• _TASK OBJECTIVE_
Write out all lines holding the word "watermark".

• _Data entries_

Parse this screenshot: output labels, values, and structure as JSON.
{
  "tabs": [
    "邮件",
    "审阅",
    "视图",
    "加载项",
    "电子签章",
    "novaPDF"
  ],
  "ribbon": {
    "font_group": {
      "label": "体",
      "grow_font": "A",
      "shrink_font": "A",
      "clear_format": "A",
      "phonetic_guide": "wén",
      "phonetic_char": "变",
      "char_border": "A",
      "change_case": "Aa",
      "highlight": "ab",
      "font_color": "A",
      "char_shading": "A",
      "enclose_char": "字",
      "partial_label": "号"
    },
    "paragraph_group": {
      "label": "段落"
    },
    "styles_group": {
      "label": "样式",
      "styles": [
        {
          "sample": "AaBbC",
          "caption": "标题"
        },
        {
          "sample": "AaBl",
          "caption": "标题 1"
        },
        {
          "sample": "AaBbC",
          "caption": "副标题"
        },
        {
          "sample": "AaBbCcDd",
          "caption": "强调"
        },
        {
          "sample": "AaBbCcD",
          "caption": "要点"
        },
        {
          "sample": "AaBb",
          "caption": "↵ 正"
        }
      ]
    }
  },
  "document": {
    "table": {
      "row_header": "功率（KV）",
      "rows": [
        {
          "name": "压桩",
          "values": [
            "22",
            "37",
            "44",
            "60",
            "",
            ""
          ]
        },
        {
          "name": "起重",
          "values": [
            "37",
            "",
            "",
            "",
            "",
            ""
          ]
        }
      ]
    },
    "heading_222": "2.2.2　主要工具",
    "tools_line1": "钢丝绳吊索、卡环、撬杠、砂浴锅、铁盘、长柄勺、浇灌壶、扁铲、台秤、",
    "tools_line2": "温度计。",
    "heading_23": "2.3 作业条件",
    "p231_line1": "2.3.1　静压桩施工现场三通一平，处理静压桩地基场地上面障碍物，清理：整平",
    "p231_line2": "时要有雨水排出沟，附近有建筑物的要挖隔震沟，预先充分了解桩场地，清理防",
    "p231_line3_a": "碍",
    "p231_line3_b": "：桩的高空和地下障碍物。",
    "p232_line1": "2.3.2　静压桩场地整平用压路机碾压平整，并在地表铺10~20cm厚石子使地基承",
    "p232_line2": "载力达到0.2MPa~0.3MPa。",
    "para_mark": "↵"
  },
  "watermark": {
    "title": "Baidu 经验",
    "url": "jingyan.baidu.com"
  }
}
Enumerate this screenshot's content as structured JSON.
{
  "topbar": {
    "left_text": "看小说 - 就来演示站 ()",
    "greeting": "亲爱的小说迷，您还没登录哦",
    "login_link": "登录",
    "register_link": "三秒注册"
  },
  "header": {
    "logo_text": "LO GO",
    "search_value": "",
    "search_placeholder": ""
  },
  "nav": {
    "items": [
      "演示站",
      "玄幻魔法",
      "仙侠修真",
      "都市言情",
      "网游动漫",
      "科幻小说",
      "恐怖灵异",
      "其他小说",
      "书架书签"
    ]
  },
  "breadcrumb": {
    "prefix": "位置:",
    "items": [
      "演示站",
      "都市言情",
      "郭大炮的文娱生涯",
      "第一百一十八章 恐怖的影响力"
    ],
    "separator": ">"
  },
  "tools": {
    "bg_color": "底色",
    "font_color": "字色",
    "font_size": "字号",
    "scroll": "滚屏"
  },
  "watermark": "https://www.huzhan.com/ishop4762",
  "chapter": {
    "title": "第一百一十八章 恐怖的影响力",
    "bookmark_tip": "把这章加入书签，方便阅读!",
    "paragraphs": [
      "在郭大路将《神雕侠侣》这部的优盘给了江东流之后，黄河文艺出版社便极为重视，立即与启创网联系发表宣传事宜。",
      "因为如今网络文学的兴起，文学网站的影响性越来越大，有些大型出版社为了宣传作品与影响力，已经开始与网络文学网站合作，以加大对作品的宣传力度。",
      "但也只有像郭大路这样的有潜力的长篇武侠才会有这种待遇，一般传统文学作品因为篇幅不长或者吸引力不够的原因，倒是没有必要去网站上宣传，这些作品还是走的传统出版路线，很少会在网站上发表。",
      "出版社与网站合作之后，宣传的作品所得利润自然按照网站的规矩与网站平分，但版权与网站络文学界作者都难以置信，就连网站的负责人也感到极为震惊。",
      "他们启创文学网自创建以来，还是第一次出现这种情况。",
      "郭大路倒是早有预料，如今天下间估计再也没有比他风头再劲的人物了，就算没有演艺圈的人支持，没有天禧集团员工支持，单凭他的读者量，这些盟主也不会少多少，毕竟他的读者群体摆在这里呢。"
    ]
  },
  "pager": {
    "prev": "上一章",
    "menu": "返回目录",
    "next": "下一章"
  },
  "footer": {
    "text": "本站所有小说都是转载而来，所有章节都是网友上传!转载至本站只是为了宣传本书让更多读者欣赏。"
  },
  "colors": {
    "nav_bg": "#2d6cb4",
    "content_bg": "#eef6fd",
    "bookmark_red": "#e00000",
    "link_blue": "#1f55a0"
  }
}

• _EXERCISE RESPONSE_
  "watermark": {
  "watermark": "https://www.huzhan.com/ishop4762",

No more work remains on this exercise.